* **EXERCISE INSTRUCTIONS**
Please print all of the material below, word for word.

* **THE RECORDS**
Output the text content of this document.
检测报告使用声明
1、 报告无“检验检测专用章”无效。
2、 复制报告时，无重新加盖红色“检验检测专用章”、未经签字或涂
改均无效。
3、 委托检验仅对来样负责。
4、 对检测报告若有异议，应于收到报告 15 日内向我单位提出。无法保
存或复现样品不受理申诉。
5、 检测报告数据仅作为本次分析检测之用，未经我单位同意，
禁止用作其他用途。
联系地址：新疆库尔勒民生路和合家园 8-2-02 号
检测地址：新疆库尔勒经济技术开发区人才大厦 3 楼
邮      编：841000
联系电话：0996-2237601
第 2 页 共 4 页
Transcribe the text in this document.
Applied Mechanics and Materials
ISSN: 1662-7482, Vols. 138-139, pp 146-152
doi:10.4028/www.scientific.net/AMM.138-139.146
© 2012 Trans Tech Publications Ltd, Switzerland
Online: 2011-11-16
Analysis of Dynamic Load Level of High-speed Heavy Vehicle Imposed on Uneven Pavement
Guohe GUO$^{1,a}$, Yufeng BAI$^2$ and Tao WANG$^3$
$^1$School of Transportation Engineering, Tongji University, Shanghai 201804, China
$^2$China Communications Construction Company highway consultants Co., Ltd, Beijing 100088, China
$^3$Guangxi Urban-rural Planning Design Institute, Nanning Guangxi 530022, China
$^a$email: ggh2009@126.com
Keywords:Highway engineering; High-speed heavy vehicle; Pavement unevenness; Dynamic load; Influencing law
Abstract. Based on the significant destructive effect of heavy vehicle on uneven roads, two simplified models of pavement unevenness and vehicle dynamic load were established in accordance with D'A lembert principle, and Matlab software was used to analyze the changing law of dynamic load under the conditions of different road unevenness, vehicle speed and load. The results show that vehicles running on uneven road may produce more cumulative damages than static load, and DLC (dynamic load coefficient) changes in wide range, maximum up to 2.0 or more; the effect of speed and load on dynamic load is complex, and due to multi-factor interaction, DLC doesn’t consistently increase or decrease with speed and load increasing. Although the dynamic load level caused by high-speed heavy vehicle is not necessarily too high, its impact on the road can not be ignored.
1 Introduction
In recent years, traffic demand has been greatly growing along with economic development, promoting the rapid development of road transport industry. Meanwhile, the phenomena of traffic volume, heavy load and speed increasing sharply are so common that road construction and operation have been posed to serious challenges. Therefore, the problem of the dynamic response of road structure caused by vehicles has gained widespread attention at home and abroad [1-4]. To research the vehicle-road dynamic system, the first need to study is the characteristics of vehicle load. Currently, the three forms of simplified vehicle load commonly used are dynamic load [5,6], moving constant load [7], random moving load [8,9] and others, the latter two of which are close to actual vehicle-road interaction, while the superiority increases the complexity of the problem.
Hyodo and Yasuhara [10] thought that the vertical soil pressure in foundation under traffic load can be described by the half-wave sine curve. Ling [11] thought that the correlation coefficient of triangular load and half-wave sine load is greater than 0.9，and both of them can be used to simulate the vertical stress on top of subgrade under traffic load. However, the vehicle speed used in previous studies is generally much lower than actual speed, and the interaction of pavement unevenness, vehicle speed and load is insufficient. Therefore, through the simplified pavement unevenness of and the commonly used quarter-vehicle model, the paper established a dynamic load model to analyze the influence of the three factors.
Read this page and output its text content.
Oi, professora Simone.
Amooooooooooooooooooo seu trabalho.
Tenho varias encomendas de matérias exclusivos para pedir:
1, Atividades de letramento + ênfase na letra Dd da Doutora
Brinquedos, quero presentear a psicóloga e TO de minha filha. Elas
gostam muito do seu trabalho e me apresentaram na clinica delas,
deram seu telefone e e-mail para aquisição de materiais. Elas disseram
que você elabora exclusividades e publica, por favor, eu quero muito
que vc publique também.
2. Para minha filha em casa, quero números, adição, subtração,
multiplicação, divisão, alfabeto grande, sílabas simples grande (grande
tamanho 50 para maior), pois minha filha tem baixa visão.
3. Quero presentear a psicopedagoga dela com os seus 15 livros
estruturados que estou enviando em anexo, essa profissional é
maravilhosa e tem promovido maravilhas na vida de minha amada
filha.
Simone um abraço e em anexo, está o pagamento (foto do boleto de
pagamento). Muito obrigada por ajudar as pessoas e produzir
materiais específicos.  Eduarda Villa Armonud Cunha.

* **RESULT FOR THIS EXERCISE**
Output the text content of this document.
检测报告使用声明
1、 报告无“检验检测专用章”无效。
2、 复制报告时，无重新加盖红色“检验检测专用章”、未经签字或涂
改均无效。
3、 委托检验仅对来样负责。
4、 对检测报告若有异议，应于收到报告 15 日内向我单位提出。无法保
存或复现样品不受理申诉。
5、 检测报告数据仅作为本次分析检测之用，未经我单位同意，
禁止用作其他用途。
联系地址：新疆库尔勒民生路和合家园 8-2-02 号
检测地址：新疆库尔勒经济技术开发区人才大厦 3 楼
邮      编：841000
联系电话：0996-2237601
第 2 页 共 4 页
Transcribe the text in this document.
Applied Mechanics and Materials
ISSN: 1662-7482, Vols. 138-139, pp 146-152
doi:10.4028/www.scientific.net/AMM.138-139.146
© 2012 Trans Tech Publications Ltd, Switzerland
Online: 2011-11-16
Analysis of Dynamic Load Level of High-speed Heavy Vehicle Imposed on Uneven Pavement
Guohe GUO$^{1,a}$, Yufeng BAI$^2$ and Tao WANG$^3$
$^1$School of Transportation Engineering, Tongji University, Shanghai 201804, China
$^2$China Communications Construction Company highway consultants Co., Ltd, Beijing 100088, China
$^3$Guangxi Urban-rural Planning Design Institute, Nanning Guangxi 530022, China
$^a$email: ggh2009@126.com
Keywords:Highway engineering; High-speed heavy vehicle; Pavement unevenness; Dynamic load; Influencing law
Abstract. Based on the significant destructive effect of heavy vehicle on uneven roads, two simplified models of pavement unevenness and vehicle dynamic load were established in accordance with D'A lembert principle, and Matlab software was used to analyze the changing law of dynamic load under the conditions of different road unevenness, vehicle speed and load. The results show that vehicles running on uneven road may produce more cumulative damages than static load, and DLC (dynamic load coefficient) changes in wide range, maximum up to 2.0 or more; the effect of speed and load on dynamic load is complex, and due to multi-factor interaction, DLC doesn’t consistently increase or decrease with speed and load increasing. Although the dynamic load level caused by high-speed heavy vehicle is not necessarily too high, its impact on the road can not be ignored.
1 Introduction
In recent years, traffic demand has been greatly growing along with economic development, promoting the rapid development of road transport industry. Meanwhile, the phenomena of traffic volume, heavy load and speed increasing sharply are so common that road construction and operation have been posed to serious challenges. Therefore, the problem of the dynamic response of road structure caused by vehicles has gained widespread attention at home and abroad [1-4]. To research the vehicle-road dynamic system, the first need to study is the characteristics of vehicle load. Currently, the three forms of simplified vehicle load commonly used are dynamic load [5,6], moving constant load [7], random moving load [8,9] and others, the latter two of which are close to actual vehicle-road interaction, while the superiority increases the complexity of the problem.
Hyodo and Yasuhara [10] thought that the vertical soil pressure in foundation under traffic load can be described by the half-wave sine curve. Ling [11] thought that the correlation coefficient of triangular load and half-wave sine load is greater than 0.9，and both of them can be used to simulate the vertical stress on top of subgrade under traffic load. However, the vehicle speed used in previous studies is generally much lower than actual speed, and the interaction of pavement unevenness, vehicle speed and load is insufficient. Therefore, through the simplified pavement unevenness of and the commonly used quarter-vehicle model, the paper established a dynamic load model to analyze the influence of the three factors.
Read this page and output its text content.
Oi, professora Simone.
Amooooooooooooooooooo seu trabalho.
Tenho varias encomendas de matérias exclusivos para pedir:
1, Atividades de letramento + ênfase na letra Dd da Doutora
Brinquedos, quero presentear a psicóloga e TO de minha filha. Elas
gostam muito do seu trabalho e me apresentaram na clinica delas,
deram seu telefone e e-mail para aquisição de materiais. Elas disseram
que você elabora exclusividades e publica, por favor, eu quero muito
que vc publique também.
2. Para minha filha em casa, quero números, adição, subtração,
multiplicação, divisão, alfabeto grande, sílabas simples grande (grande
tamanho 50 para maior), pois minha filha tem baixa visão.
3. Quero presentear a psicopedagoga dela com os seus 15 livros
estruturados que estou enviando em anexo, essa profissional é
maravilhosa e tem promovido maravilhas na vida de minha amada
filha.
Simone um abraço e em anexo, está o pagamento (foto do boleto de
pagamento). Muito obrigada por ajudar as pessoas e produzir
materiais específicos.  Eduarda Villa Armonud Cunha.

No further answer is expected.